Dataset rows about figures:
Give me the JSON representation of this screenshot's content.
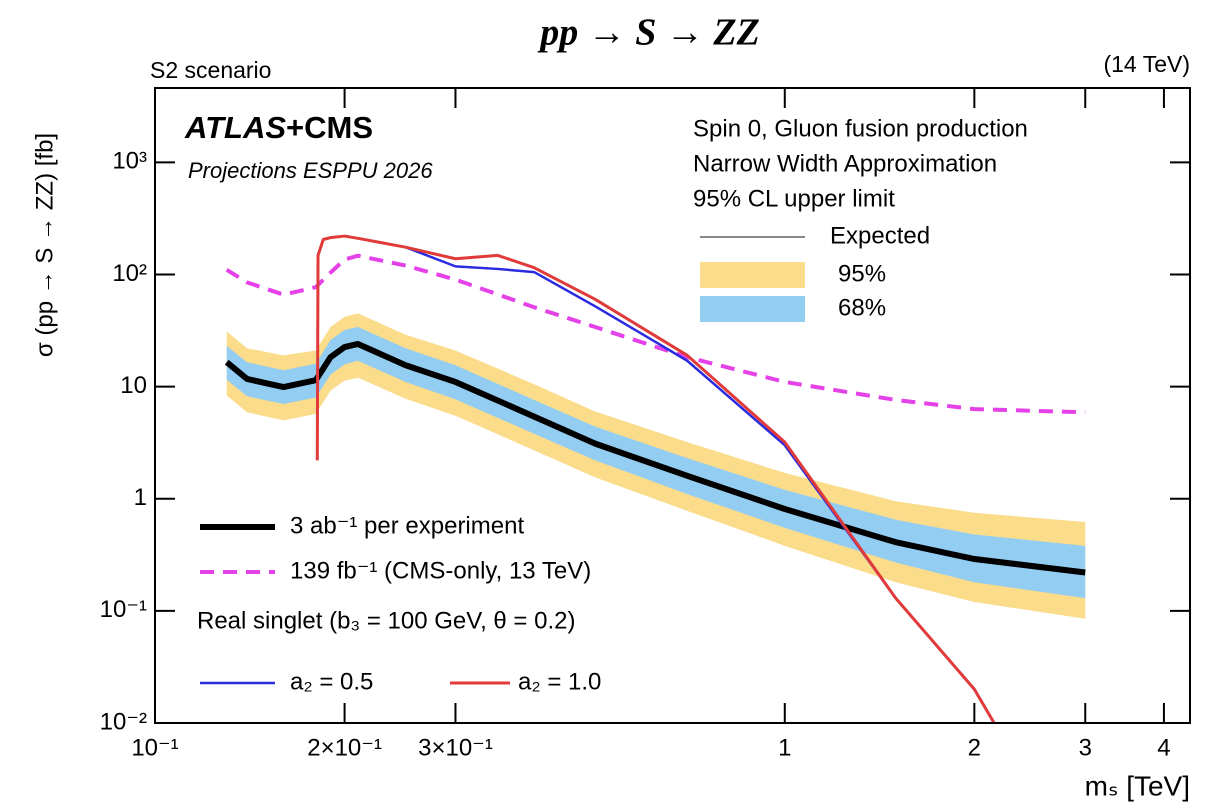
{
  "chart_data": {
    "type": "line",
    "title": "pp → S → ZZ",
    "subtitle": "S2 scenario",
    "energy": "(14 TeV)",
    "experiment": [
      "ATLAS",
      "+CMS"
    ],
    "projection": "Projections ESPPU 2026",
    "notes": [
      "Spin 0, Gluon fusion production",
      "Narrow Width Approximation",
      "95% CL upper limit"
    ],
    "expected_label": "Expected",
    "model_label": "Real singlet (b₃ = 100 GeV, θ = 0.2)",
    "x_label": "mₛ [TeV]",
    "y_label": "σ (pp → S → ZZ) [fb]",
    "xscale": "log",
    "yscale": "log",
    "xlim": [
      0.1,
      4.4
    ],
    "ylim": [
      0.01,
      4600
    ],
    "xticks": [
      {
        "value": 0.1,
        "label": "10⁻¹"
      },
      {
        "value": 0.2,
        "label": "2×10⁻¹"
      },
      {
        "value": 0.3,
        "label": "3×10⁻¹"
      },
      1,
      2,
      3,
      4
    ],
    "yticks": [
      {
        "value": 0.01,
        "label": "10⁻²"
      },
      {
        "value": 0.1,
        "label": "10⁻¹"
      },
      1,
      10,
      {
        "value": 100,
        "label": "10²"
      },
      {
        "value": 1000,
        "label": "10³"
      }
    ],
    "x": [
      0.13,
      0.14,
      0.16,
      0.18,
      0.19,
      0.2,
      0.21,
      0.25,
      0.3,
      0.4,
      0.5,
      0.7,
      1,
      1.5,
      2,
      3
    ],
    "bands": [
      {
        "name": "95%",
        "color": "#fbdc8a",
        "low": [
          8.3,
          5.9,
          5,
          5.7,
          9.2,
          11.3,
          12,
          7.8,
          5.5,
          2.7,
          1.55,
          0.78,
          0.38,
          0.18,
          0.12,
          0.085
        ],
        "high": [
          31,
          22,
          19,
          21,
          34,
          42,
          45,
          29,
          21,
          10.5,
          6,
          3.2,
          1.7,
          0.95,
          0.75,
          0.62
        ]
      },
      {
        "name": "68%",
        "color": "#93cdf2",
        "low": [
          11.5,
          8.2,
          7,
          8,
          12.8,
          15.8,
          17,
          11,
          7.7,
          3.8,
          2.2,
          1.1,
          0.55,
          0.27,
          0.18,
          0.13
        ],
        "high": [
          23,
          16.5,
          14,
          16,
          26,
          32,
          34,
          22,
          15.5,
          7.6,
          4.4,
          2.3,
          1.2,
          0.65,
          0.48,
          0.38
        ]
      }
    ],
    "series": [
      {
        "name": "3 ab⁻¹ per experiment",
        "color": "#000000",
        "width": 6,
        "dash": false,
        "x": [
          0.13,
          0.14,
          0.16,
          0.18,
          0.19,
          0.2,
          0.21,
          0.25,
          0.3,
          0.4,
          0.5,
          0.7,
          1,
          1.5,
          2,
          3
        ],
        "values": [
          16.5,
          11.7,
          9.9,
          11.4,
          18.3,
          22.5,
          24,
          15.5,
          11,
          5.4,
          3.1,
          1.6,
          0.81,
          0.41,
          0.29,
          0.22
        ]
      },
      {
        "name": "139 fb⁻¹ (CMS-only, 13 TeV)",
        "color": "#e442e8",
        "width": 4,
        "dash": true,
        "x": [
          0.13,
          0.14,
          0.16,
          0.18,
          0.19,
          0.2,
          0.21,
          0.25,
          0.3,
          0.4,
          0.5,
          0.7,
          1,
          1.5,
          2,
          3
        ],
        "values": [
          110,
          85,
          66,
          77,
          104,
          136,
          147,
          120,
          90,
          51,
          34,
          18.3,
          11,
          7.6,
          6.3,
          5.9
        ]
      },
      {
        "name": "a₂ = 0.5",
        "color": "#2a2ae0",
        "width": 2.5,
        "dash": false,
        "x": [
          0.25,
          0.3,
          0.35,
          0.4,
          0.5,
          0.7,
          1,
          1.5,
          2,
          2.15
        ],
        "values": [
          175,
          118,
          112,
          105,
          52,
          17,
          3.0,
          0.13,
          0.02,
          0.01
        ]
      },
      {
        "name": "a₂ = 1.0",
        "color": "#e03a3a",
        "width": 3,
        "dash": false,
        "x": [
          0.181,
          0.1815,
          0.185,
          0.19,
          0.2,
          0.21,
          0.25,
          0.3,
          0.35,
          0.4,
          0.5,
          0.7,
          1,
          1.5,
          2,
          2.15
        ],
        "values": [
          2.2,
          148,
          205,
          213,
          220,
          210,
          175,
          138,
          148,
          115,
          60,
          19,
          3.2,
          0.13,
          0.02,
          0.01
        ]
      }
    ]
  }
}
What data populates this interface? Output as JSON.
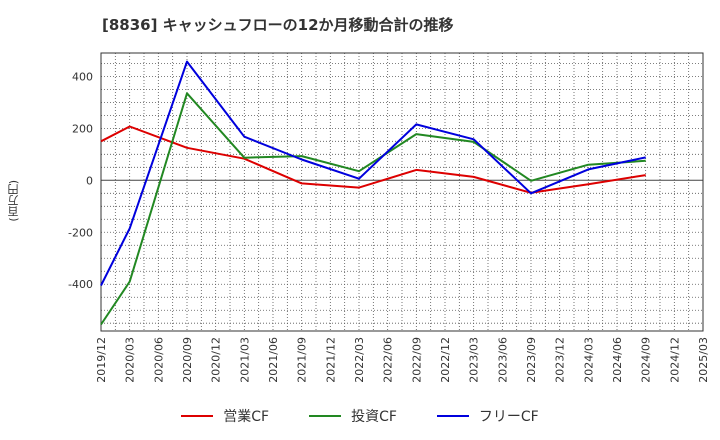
{
  "chart_data": {
    "type": "line",
    "title": "[8836]  キャッシュフローの12か月移動合計の推移",
    "ylabel": "(百万円)",
    "xlabel": "",
    "ylim": [
      -580,
      490
    ],
    "yticks": [
      400,
      200,
      0,
      -200,
      -400
    ],
    "x": [
      "2019/12",
      "2020/03",
      "2020/06",
      "2020/09",
      "2020/12",
      "2021/03",
      "2021/06",
      "2021/09",
      "2021/12",
      "2022/03",
      "2022/06",
      "2022/09",
      "2022/12",
      "2023/03",
      "2023/06",
      "2023/09",
      "2023/12",
      "2024/03",
      "2024/06",
      "2024/09",
      "2024/12",
      "2025/03"
    ],
    "grid": true,
    "legend_position": "bottom",
    "series": [
      {
        "name": "営業CF",
        "color": "#dd0000",
        "x": [
          "2019/12",
          "2020/03",
          "2020/09",
          "2021/03",
          "2021/09",
          "2022/03",
          "2022/09",
          "2023/03",
          "2023/09",
          "2024/03",
          "2024/09"
        ],
        "values": [
          150,
          207,
          125,
          83,
          -12,
          -28,
          40,
          13,
          -48,
          -15,
          20
        ]
      },
      {
        "name": "投資CF",
        "color": "#228822",
        "x": [
          "2019/12",
          "2020/03",
          "2020/09",
          "2021/03",
          "2021/09",
          "2022/03",
          "2022/09",
          "2023/03",
          "2023/09",
          "2024/03",
          "2024/09"
        ],
        "values": [
          -555,
          -390,
          335,
          87,
          93,
          35,
          178,
          148,
          -2,
          60,
          75
        ]
      },
      {
        "name": "フリーCF",
        "color": "#0000dd",
        "x": [
          "2019/12",
          "2020/03",
          "2020/09",
          "2021/03",
          "2021/09",
          "2022/03",
          "2022/09",
          "2023/03",
          "2023/09",
          "2024/03",
          "2024/09"
        ],
        "values": [
          -405,
          -185,
          457,
          168,
          80,
          6,
          215,
          158,
          -50,
          42,
          88
        ]
      }
    ]
  }
}
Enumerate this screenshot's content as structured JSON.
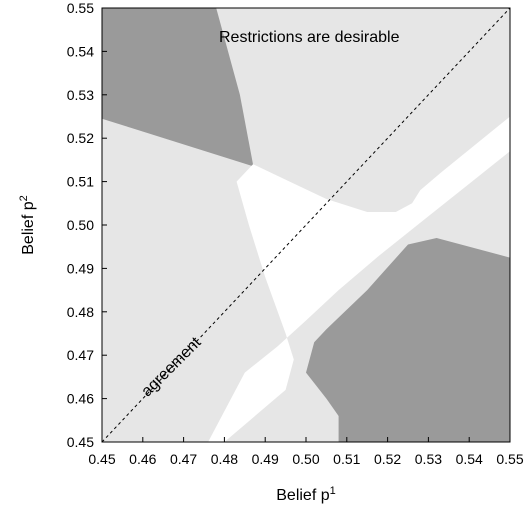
{
  "chart_data": {
    "type": "area",
    "xlabel": "Belief p",
    "xlabel_superscript": "1",
    "ylabel": "Belief p",
    "ylabel_superscript": "2",
    "xlim": [
      0.45,
      0.55
    ],
    "ylim": [
      0.45,
      0.55
    ],
    "x_ticks": [
      "0.45",
      "0.46",
      "0.47",
      "0.48",
      "0.49",
      "0.50",
      "0.51",
      "0.52",
      "0.53",
      "0.54",
      "0.55"
    ],
    "y_ticks": [
      "0.45",
      "0.46",
      "0.47",
      "0.48",
      "0.49",
      "0.50",
      "0.51",
      "0.52",
      "0.53",
      "0.54",
      "0.55"
    ],
    "grid": false,
    "colors": {
      "background_region": "#e6e6e6",
      "dark_region": "#9a9a9a",
      "light_region": "#ffffff"
    },
    "regions": [
      {
        "shade": "dark",
        "polygon": [
          [
            0.45,
            0.5245
          ],
          [
            0.4871,
            0.5135
          ],
          [
            0.4838,
            0.53
          ],
          [
            0.478,
            0.55
          ],
          [
            0.45,
            0.55
          ]
        ]
      },
      {
        "shade": "dark",
        "polygon": [
          [
            0.508,
            0.45
          ],
          [
            0.55,
            0.45
          ],
          [
            0.55,
            0.4925
          ],
          [
            0.532,
            0.497
          ],
          [
            0.525,
            0.4955
          ],
          [
            0.515,
            0.485
          ],
          [
            0.505,
            0.476
          ],
          [
            0.502,
            0.473
          ],
          [
            0.5,
            0.466
          ],
          [
            0.505,
            0.46
          ],
          [
            0.508,
            0.456
          ],
          [
            0.508,
            0.45
          ]
        ]
      },
      {
        "shade": "light",
        "polygon": [
          [
            0.487,
            0.514
          ],
          [
            0.496,
            0.51
          ],
          [
            0.505,
            0.506
          ],
          [
            0.515,
            0.503
          ],
          [
            0.522,
            0.503
          ],
          [
            0.526,
            0.505
          ],
          [
            0.528,
            0.508
          ],
          [
            0.533,
            0.512
          ],
          [
            0.55,
            0.525
          ],
          [
            0.55,
            0.517
          ],
          [
            0.542,
            0.511
          ],
          [
            0.53,
            0.502
          ],
          [
            0.518,
            0.493
          ],
          [
            0.508,
            0.485
          ],
          [
            0.5,
            0.478
          ],
          [
            0.493,
            0.472
          ],
          [
            0.485,
            0.466
          ],
          [
            0.476,
            0.45
          ],
          [
            0.48,
            0.45
          ],
          [
            0.495,
            0.462
          ],
          [
            0.497,
            0.469
          ],
          [
            0.495,
            0.475
          ],
          [
            0.49,
            0.488
          ],
          [
            0.486,
            0.5
          ],
          [
            0.483,
            0.51
          ]
        ]
      }
    ],
    "reference_line": {
      "name": "agreement",
      "from": [
        0.45,
        0.45
      ],
      "to": [
        0.55,
        0.55
      ],
      "style": "dashed"
    },
    "annotations": [
      {
        "text": "Restrictions are desirable",
        "x": 0.5008,
        "y": 0.5435
      },
      {
        "text": "agreement",
        "x": 0.4678,
        "y": 0.4665,
        "rotate": -45
      }
    ]
  }
}
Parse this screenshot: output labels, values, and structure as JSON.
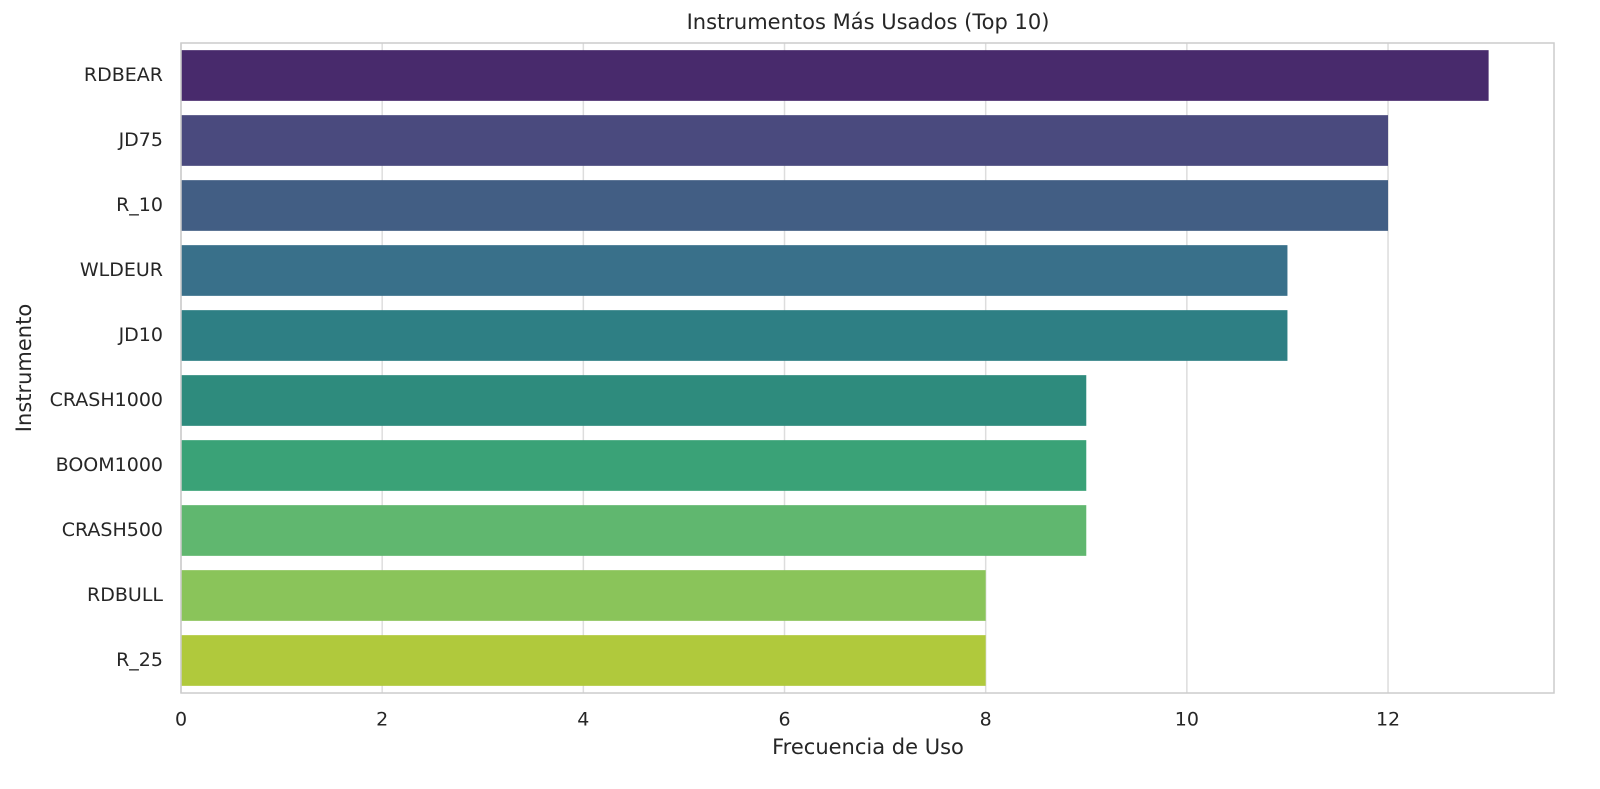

* **Problem to solve**:
Copy out each line of the records that holds the string "screenshot".

* **Response below**:
Give me the JSON representation of this screenshot's content.
Enumerate this screenshot's content as structured JSON.
Parse this screenshot: output labels, values, and structure as JSON.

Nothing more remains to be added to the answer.